Here are records with pictures in them. Copy all of them exactly and leave the pictures out.

### Records for the exercise
--------------------
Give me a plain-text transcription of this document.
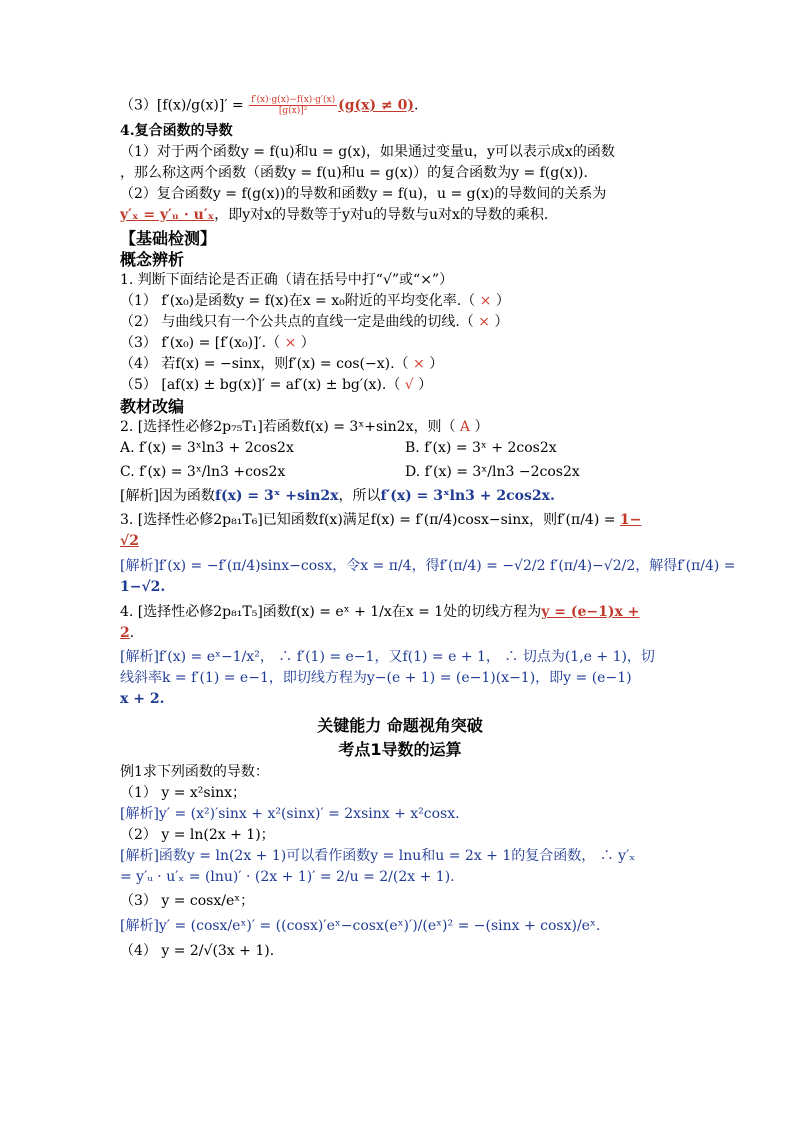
$(3)[f(x)/g(x)]' = \frac{f'(x)\cdot g(x)-f(x)\cdot g'(x)}{\text{[g(x)]²}} (g(x) \ne 0)$.
4.复合函数的导数
（1）对于两个函数y = f(u)和u = g(x)，如果通过变量u，y可以表示成x的函数
，那么称这两个函数（函数y = f(u)和u = g(x)）的复合函数为y = f(g(x)).
（2）复合函数y = f(g(x))的导数和函数y = f(u)，u = g(x)的导数间的关系为
y′ₓ = y′ᵤ · u′ₓ，即y对x的导数等于y对u的导数与u对x的导数的乘积.
【基础检测】
概念辨析
1. 判断下面结论是否正确（请在括号中打“√”或“×”）
（1） f′(x₀)是函数y = f(x)在x = x₀附近的平均变化率.（ × ）
（2） 与曲线只有一个公共点的直线一定是曲线的切线.（ × ）
（3） f′(x₀) = [f′(x₀)]′.（ × ）
（4） 若f(x) = −sinx，则f′(x) = cos(−x).（ × ）
（5） [af(x) ± bg(x)]′ = af′(x) ± bg′(x).（ √ ）
教材改编
2. [选择性必修2p₇₅T₁]若函数f(x) = 3ˣ+sin2x，则（ A ）
A. f′(x) = 3ˣln3 + 2cos2x	B. f′(x) = 3ˣ + 2cos2x
C. f′(x) = 3ˣ/ln3 +cos2x	D. f′(x) = 3ˣ/ln3 −2cos2x
[解析]因为函数f(x) = 3ˣ +sin2x，所以f′(x) = 3ˣln3 + 2cos2x.
3. [选择性必修2p₈₁T₆]已知函数f(x)满足f(x) = f′(π/4)cosx−sinx，则f′(π/4) = 1−
√2
[解析]f′(x) = −f′(π/4)sinx−cosx，令x = π/4，得f′(π/4) = −√2/2 f′(π/4)−√2/2，解得f′(π/4) =
1−√2.
4. [选择性必修2p₈₁T₅]函数f(x) = eˣ + 1/x在x = 1处的切线方程为y = (e−1)x +
2.
[解析]f′(x) = eˣ−1/x²， ∴ f′(1) = e−1，又f(1) = e + 1， ∴ 切点为(1,e + 1)，切
线斜率k = f′(1) = e−1，即切线方程为y−(e + 1) = (e−1)(x−1)，即y = (e−1)
x + 2.
关键能力 命题视角突破
考点1导数的运算
例1求下列函数的导数：
（1） y = x²sinx；
[解析]y′ = (x²)′sinx + x²(sinx)′ = 2xsinx + x²cosx.
（2） y = ln(2x + 1)；
[解析]函数y = ln(2x + 1)可以看作函数y = lnu和u = 2x + 1的复合函数， ∴ y′ₓ
= y′ᵤ · u′ₓ = (lnu)′ · (2x + 1)′ = 2/u = 2/(2x + 1).
（3） y = cosx/eˣ；
[解析]y′ = (cosx/eˣ)′ = ((cosx)′eˣ−cosx(eˣ)′)/(eˣ)² = −(sinx + cosx)/eˣ.
（4） y = 2/√(3x + 1).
--------------------
### Output for this exercise
Give me a plain-text transcription of this document.
$(3)[f(x)/g(x)]' = \frac{f'(x)\cdot g(x)-f(x)\cdot g'(x)}{\text{[g(x)]²}} (g(x) \ne 0)$.
4.复合函数的导数
（1）对于两个函数y = f(u)和u = g(x)，如果通过变量u，y可以表示成x的函数
，那么称这两个函数（函数y = f(u)和u = g(x)）的复合函数为y = f(g(x)).
（2）复合函数y = f(g(x))的导数和函数y = f(u)，u = g(x)的导数间的关系为
y′ₓ = y′ᵤ · u′ₓ，即y对x的导数等于y对u的导数与u对x的导数的乘积.
【基础检测】
概念辨析
1. 判断下面结论是否正确（请在括号中打“√”或“×”）
（1） f′(x₀)是函数y = f(x)在x = x₀附近的平均变化率.（ × ）
（2） 与曲线只有一个公共点的直线一定是曲线的切线.（ × ）
（3） f′(x₀) = [f′(x₀)]′.（ × ）
（4） 若f(x) = −sinx，则f′(x) = cos(−x).（ × ）
（5） [af(x) ± bg(x)]′ = af′(x) ± bg′(x).（ √ ）
教材改编
2. [选择性必修2p₇₅T₁]若函数f(x) = 3ˣ+sin2x，则（ A ）
A. f′(x) = 3ˣln3 + 2cos2x	B. f′(x) = 3ˣ + 2cos2x
C. f′(x) = 3ˣ/ln3 +cos2x	D. f′(x) = 3ˣ/ln3 −2cos2x
[解析]因为函数f(x) = 3ˣ +sin2x，所以f′(x) = 3ˣln3 + 2cos2x.
3. [选择性必修2p₈₁T₆]已知函数f(x)满足f(x) = f′(π/4)cosx−sinx，则f′(π/4) = 1−
√2
[解析]f′(x) = −f′(π/4)sinx−cosx，令x = π/4，得f′(π/4) = −√2/2 f′(π/4)−√2/2，解得f′(π/4) =
1−√2.
4. [选择性必修2p₈₁T₅]函数f(x) = eˣ + 1/x在x = 1处的切线方程为y = (e−1)x +
2.
[解析]f′(x) = eˣ−1/x²， ∴ f′(1) = e−1，又f(1) = e + 1， ∴ 切点为(1,e + 1)，切
线斜率k = f′(1) = e−1，即切线方程为y−(e + 1) = (e−1)(x−1)，即y = (e−1)
x + 2.
关键能力 命题视角突破
考点1导数的运算
例1求下列函数的导数：
（1） y = x²sinx；
[解析]y′ = (x²)′sinx + x²(sinx)′ = 2xsinx + x²cosx.
（2） y = ln(2x + 1)；
[解析]函数y = ln(2x + 1)可以看作函数y = lnu和u = 2x + 1的复合函数， ∴ y′ₓ
= y′ᵤ · u′ₓ = (lnu)′ · (2x + 1)′ = 2/u = 2/(2x + 1).
（3） y = cosx/eˣ；
[解析]y′ = (cosx/eˣ)′ = ((cosx)′eˣ−cosx(eˣ)′)/(eˣ)² = −(sinx + cosx)/eˣ.
（4） y = 2/√(3x + 1).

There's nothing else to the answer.